⟨

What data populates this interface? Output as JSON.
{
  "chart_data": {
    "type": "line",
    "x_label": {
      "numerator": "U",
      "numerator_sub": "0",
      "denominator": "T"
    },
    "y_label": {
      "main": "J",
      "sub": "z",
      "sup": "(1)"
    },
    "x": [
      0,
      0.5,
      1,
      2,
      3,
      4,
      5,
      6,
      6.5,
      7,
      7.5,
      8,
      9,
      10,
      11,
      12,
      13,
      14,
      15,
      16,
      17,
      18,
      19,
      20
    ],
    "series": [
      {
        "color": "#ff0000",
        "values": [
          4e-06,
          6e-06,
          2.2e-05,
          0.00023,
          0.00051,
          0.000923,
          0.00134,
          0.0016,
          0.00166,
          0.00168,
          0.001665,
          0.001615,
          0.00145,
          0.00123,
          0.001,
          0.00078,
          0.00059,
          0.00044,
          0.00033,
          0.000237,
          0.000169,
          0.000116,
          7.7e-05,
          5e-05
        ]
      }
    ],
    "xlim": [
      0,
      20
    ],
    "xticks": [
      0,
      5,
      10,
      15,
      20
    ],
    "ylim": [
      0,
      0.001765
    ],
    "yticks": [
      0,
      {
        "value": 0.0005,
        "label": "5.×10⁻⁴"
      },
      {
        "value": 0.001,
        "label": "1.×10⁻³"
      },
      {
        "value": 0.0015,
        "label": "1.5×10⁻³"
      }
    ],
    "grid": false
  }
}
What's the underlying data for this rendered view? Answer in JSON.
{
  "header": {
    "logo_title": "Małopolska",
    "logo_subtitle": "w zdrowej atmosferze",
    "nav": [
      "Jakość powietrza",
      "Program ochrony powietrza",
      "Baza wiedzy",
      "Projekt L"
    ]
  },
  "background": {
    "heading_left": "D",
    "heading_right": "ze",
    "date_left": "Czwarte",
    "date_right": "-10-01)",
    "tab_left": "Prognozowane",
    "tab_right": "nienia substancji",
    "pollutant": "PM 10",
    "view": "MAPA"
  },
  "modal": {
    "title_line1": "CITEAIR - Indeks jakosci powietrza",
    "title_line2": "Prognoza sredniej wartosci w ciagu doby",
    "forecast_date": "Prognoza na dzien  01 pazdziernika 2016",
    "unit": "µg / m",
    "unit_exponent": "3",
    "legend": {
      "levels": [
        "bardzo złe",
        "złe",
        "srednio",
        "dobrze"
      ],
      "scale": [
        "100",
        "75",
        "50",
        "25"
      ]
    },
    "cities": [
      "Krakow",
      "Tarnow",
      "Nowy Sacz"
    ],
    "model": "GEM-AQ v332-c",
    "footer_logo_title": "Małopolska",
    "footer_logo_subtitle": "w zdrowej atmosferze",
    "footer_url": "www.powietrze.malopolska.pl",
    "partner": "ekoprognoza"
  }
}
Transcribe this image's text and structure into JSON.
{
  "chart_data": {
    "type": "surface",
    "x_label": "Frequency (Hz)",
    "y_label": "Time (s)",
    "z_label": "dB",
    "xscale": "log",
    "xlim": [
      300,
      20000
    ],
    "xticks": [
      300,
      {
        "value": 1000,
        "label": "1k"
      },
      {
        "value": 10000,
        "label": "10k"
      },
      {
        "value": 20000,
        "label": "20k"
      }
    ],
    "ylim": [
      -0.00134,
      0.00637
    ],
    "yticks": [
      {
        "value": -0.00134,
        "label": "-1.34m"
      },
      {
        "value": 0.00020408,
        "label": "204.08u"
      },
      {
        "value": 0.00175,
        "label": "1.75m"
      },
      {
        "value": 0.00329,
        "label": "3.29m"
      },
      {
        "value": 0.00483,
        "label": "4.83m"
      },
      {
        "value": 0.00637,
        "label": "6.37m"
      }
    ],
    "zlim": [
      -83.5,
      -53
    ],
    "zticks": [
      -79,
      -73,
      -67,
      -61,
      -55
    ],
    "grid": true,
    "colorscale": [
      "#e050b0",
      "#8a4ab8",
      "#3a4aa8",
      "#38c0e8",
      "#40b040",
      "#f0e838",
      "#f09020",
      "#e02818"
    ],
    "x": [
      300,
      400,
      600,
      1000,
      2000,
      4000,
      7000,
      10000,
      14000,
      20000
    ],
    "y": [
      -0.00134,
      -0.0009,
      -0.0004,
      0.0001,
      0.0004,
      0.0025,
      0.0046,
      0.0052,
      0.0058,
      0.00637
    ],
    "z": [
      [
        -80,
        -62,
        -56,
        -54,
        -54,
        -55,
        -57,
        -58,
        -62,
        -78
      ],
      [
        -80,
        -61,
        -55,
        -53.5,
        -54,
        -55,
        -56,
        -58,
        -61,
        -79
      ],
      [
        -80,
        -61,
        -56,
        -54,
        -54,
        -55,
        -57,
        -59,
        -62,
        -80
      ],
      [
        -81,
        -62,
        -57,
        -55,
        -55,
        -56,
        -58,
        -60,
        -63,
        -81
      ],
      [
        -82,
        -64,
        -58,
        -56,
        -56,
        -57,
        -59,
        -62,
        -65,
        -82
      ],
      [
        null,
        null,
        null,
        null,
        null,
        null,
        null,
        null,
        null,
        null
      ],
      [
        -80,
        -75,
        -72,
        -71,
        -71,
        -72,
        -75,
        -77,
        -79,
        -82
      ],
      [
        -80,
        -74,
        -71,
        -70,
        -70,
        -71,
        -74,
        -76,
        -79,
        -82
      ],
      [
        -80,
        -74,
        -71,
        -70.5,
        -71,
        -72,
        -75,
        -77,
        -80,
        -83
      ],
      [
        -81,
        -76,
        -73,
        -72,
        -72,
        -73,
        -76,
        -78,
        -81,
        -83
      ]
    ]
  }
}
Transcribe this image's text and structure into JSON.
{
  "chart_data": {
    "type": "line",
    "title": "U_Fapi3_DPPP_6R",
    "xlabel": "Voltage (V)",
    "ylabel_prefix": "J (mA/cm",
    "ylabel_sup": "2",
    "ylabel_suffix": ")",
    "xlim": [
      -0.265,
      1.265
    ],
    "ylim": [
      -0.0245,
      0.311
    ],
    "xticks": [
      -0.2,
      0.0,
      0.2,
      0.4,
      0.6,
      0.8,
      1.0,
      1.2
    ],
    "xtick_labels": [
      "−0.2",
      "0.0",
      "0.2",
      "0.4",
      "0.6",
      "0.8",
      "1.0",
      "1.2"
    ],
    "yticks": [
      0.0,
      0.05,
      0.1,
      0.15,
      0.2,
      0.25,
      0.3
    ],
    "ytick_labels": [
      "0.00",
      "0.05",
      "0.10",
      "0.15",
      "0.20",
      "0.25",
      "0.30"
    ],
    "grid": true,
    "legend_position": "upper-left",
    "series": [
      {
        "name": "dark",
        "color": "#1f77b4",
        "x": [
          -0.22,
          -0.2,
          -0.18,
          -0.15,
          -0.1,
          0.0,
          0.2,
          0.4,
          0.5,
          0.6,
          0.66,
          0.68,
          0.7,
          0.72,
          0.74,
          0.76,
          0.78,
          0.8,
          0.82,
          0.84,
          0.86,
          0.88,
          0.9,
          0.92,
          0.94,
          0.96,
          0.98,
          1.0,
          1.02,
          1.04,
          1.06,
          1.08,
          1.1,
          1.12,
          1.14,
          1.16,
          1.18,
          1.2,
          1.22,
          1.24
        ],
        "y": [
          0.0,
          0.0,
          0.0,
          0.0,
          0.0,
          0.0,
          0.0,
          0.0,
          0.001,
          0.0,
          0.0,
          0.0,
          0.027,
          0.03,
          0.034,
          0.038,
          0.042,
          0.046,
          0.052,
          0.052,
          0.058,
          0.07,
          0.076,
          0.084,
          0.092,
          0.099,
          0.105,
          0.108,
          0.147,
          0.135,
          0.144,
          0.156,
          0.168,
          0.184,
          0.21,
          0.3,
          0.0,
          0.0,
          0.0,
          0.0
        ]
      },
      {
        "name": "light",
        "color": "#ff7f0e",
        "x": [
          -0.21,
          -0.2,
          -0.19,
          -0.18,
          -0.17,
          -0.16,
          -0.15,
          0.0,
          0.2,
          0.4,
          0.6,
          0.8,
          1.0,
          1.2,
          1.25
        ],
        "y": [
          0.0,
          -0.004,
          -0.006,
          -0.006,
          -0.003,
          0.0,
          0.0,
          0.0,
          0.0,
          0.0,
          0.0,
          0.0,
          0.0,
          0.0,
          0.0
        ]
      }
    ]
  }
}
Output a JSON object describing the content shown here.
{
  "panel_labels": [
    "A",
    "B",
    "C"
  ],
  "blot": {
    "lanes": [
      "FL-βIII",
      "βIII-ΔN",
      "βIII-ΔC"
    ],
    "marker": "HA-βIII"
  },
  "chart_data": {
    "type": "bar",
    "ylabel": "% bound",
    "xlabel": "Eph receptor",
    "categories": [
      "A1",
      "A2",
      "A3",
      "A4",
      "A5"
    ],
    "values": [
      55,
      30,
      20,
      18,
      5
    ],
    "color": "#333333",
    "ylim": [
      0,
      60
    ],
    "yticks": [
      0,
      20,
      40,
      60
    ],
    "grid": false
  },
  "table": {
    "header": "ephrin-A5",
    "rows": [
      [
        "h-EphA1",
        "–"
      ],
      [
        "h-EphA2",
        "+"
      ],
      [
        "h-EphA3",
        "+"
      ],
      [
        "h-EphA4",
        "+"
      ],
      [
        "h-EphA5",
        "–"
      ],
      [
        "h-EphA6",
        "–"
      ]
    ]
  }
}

⟩

WORK TO DO – Only a number is wanted: how many lines of the data above contain "Małopolska"?

ANSWER BELOW – 2